WHAT YOU ARE ASKED TO DO
Find every line with the string "next" in it, count them, and reply with that count only.

>> start SUPPLIED DATA

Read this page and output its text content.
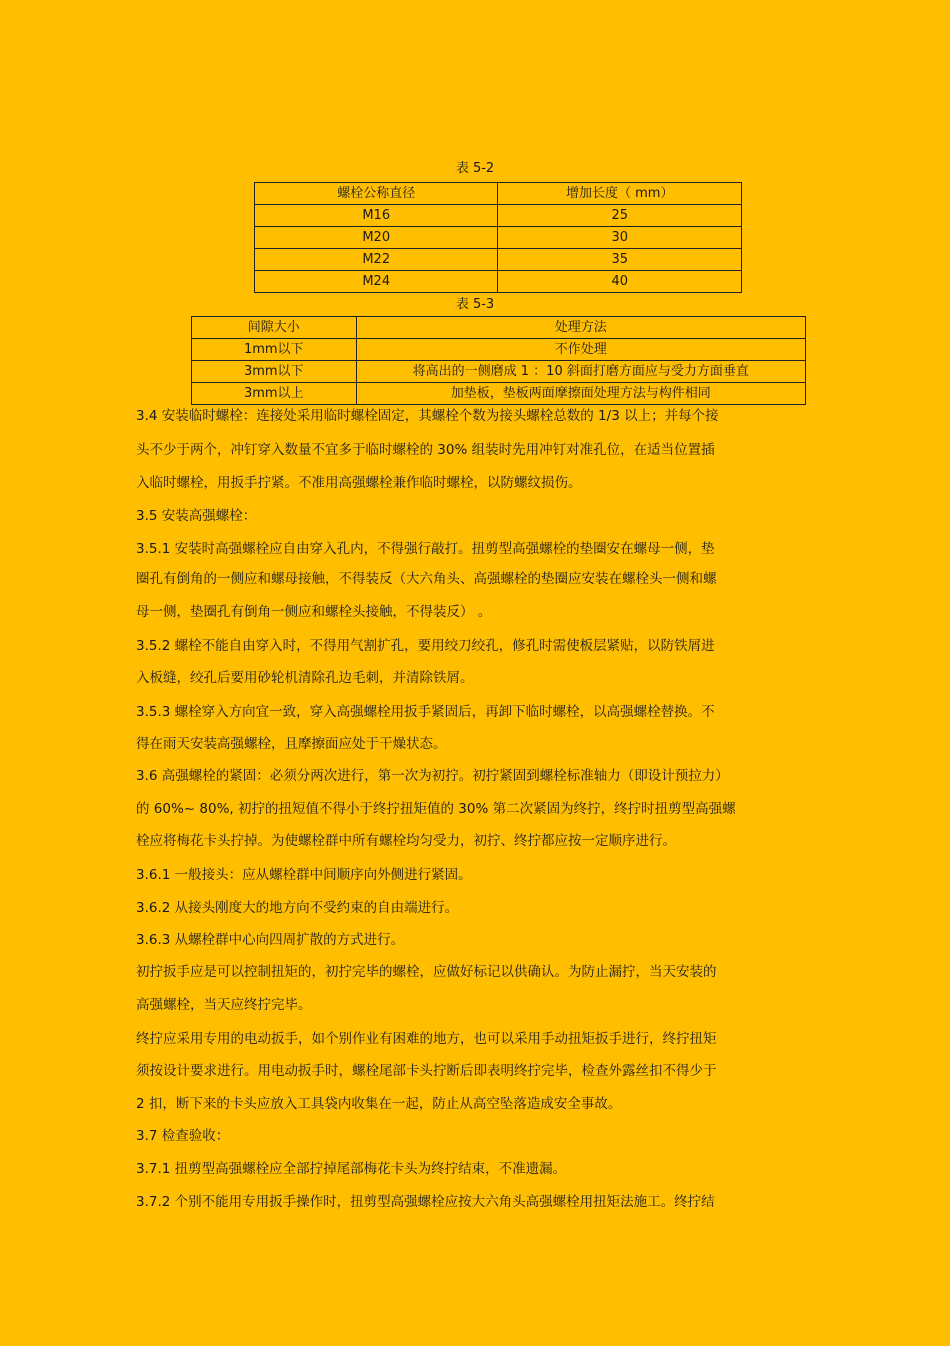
表 5-2
螺栓公称直径	增加长度（ mm）
M16	25
M20	30
M22	35
M24	40
表 5-3
间隙大小	处理方法
1mm以下	不作处理
3mm以下	将高出的一侧磨成 1 ：10 斜面打磨方面应与受力方面垂直
3mm以上	加垫板，垫板两面摩擦面处理方法与构件相同
3.4 安装临时螺栓：连接处采用临时螺栓固定，其螺栓个数为接头螺栓总数的 1/3 以上；并每个接
头不少于两个，冲钉穿入数量不宜多于临时螺栓的 30% 组装时先用冲钉对准孔位，在适当位置插
入临时螺栓，用扳手拧紧。不准用高强螺栓兼作临时螺栓，以防螺纹损伤。
3.5 安装高强螺栓：
3.5.1 安装时高强螺栓应自由穿入孔内，不得强行敲打。扭剪型高强螺栓的垫圈安在螺母一侧，垫
圈孔有倒角的一侧应和螺母接触，不得装反（大六角头、高强螺栓的垫圈应安装在螺栓头一侧和螺
母一侧，垫圈孔有倒角一侧应和螺栓头接触，不得装反） 。
3.5.2 螺栓不能自由穿入时，不得用气割扩孔，要用绞刀绞孔，修孔时需使板层紧贴，以防铁屑进
入板缝，绞孔后要用砂轮机清除孔边毛刺，并清除铁屑。
3.5.3 螺栓穿入方向宜一致，穿入高强螺栓用扳手紧固后，再卸下临时螺栓，以高强螺栓替换。不
得在雨天安装高强螺栓，且摩擦面应处于干燥状态。
3.6 高强螺栓的紧固：必须分两次进行，第一次为初拧。初拧紧固到螺栓标准轴力（即设计预拉力）
的 60%~ 80%, 初拧的扭短值不得小于终拧扭矩值的 30% 第二次紧固为终拧，终拧时扭剪型高强螺
栓应将梅花卡头拧掉。为使螺栓群中所有螺栓均匀受力，初拧、终拧都应按一定顺序进行。
3.6.1 一般接头：应从螺栓群中间顺序向外侧进行紧固。
3.6.2 从接头刚度大的地方向不受约束的自由端进行。
3.6.3 从螺栓群中心向四周扩散的方式进行。
初拧扳手应是可以控制扭矩的，初拧完毕的螺栓，应做好标记以供确认。为防止漏拧，当天安装的
高强螺栓，当天应终拧完毕。
终拧应采用专用的电动扳手，如个别作业有困难的地方，也可以采用手动扭矩扳手进行，终拧扭矩
须按设计要求进行。用电动扳手时，螺栓尾部卡头拧断后即表明终拧完毕，检查外露丝扣不得少于
2 扣，断下来的卡头应放入工具袋内收集在一起，防止从高空坠落造成安全事故。
3.7 检查验收：
3.7.1 扭剪型高强螺栓应全部拧掉尾部梅花卡头为终拧结束，不准遗漏。
3.7.2 个别不能用专用扳手操作时，扭剪型高强螺栓应按大六角头高强螺栓用扭矩法施工。终拧结
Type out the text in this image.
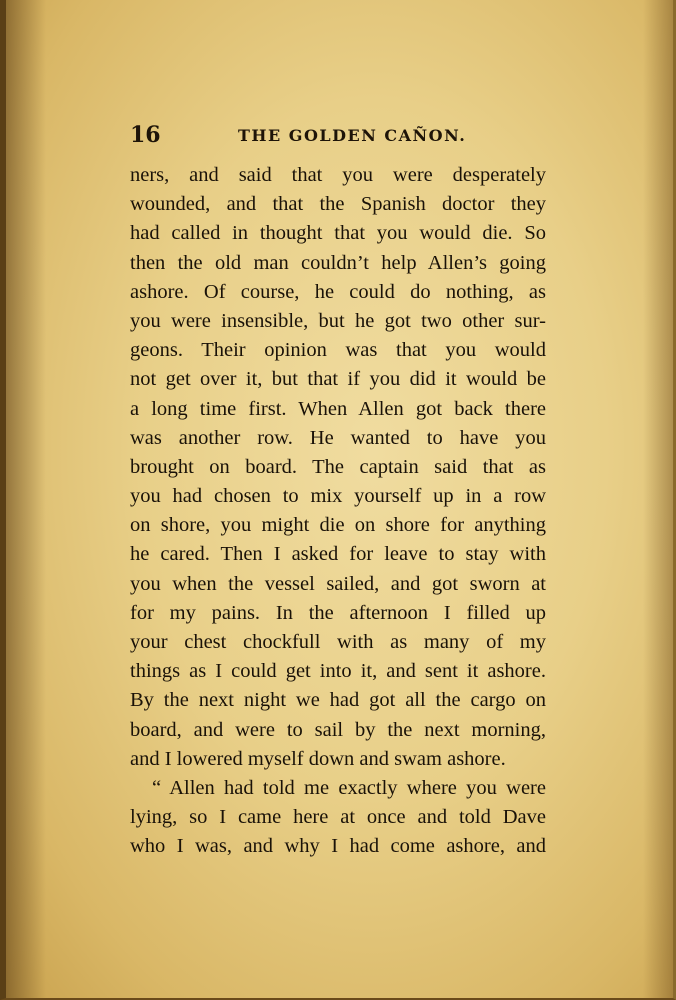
16	THE GOLDEN CAÑON.
ners, and said that you were desperately
wounded, and that the Spanish doctor they
had called in thought that you would die. So
then the old man couldn’t help Allen’s going
ashore. Of course, he could do nothing, as
you were insensible, but he got two other sur-
geons. Their opinion was that you would
not get over it, but that if you did it would be
a long time first. When Allen got back there
was another row. He wanted to have you
brought on board. The captain said that as
you had chosen to mix yourself up in a row
on shore, you might die on shore for anything
he cared. Then I asked for leave to stay with
you when the vessel sailed, and got sworn at
for my pains. In the afternoon I filled up
your chest chockfull with as many of my
things as I could get into it, and sent it ashore.
By the next night we had got all the cargo on
board, and were to sail by the next morning,
and I lowered myself down and swam ashore.
“ Allen had told me exactly where you were
lying, so I came here at once and told Dave
who I was, and why I had come ashore, and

>> end SUPPLIED DATA

RESULT FOR THIS TASK
2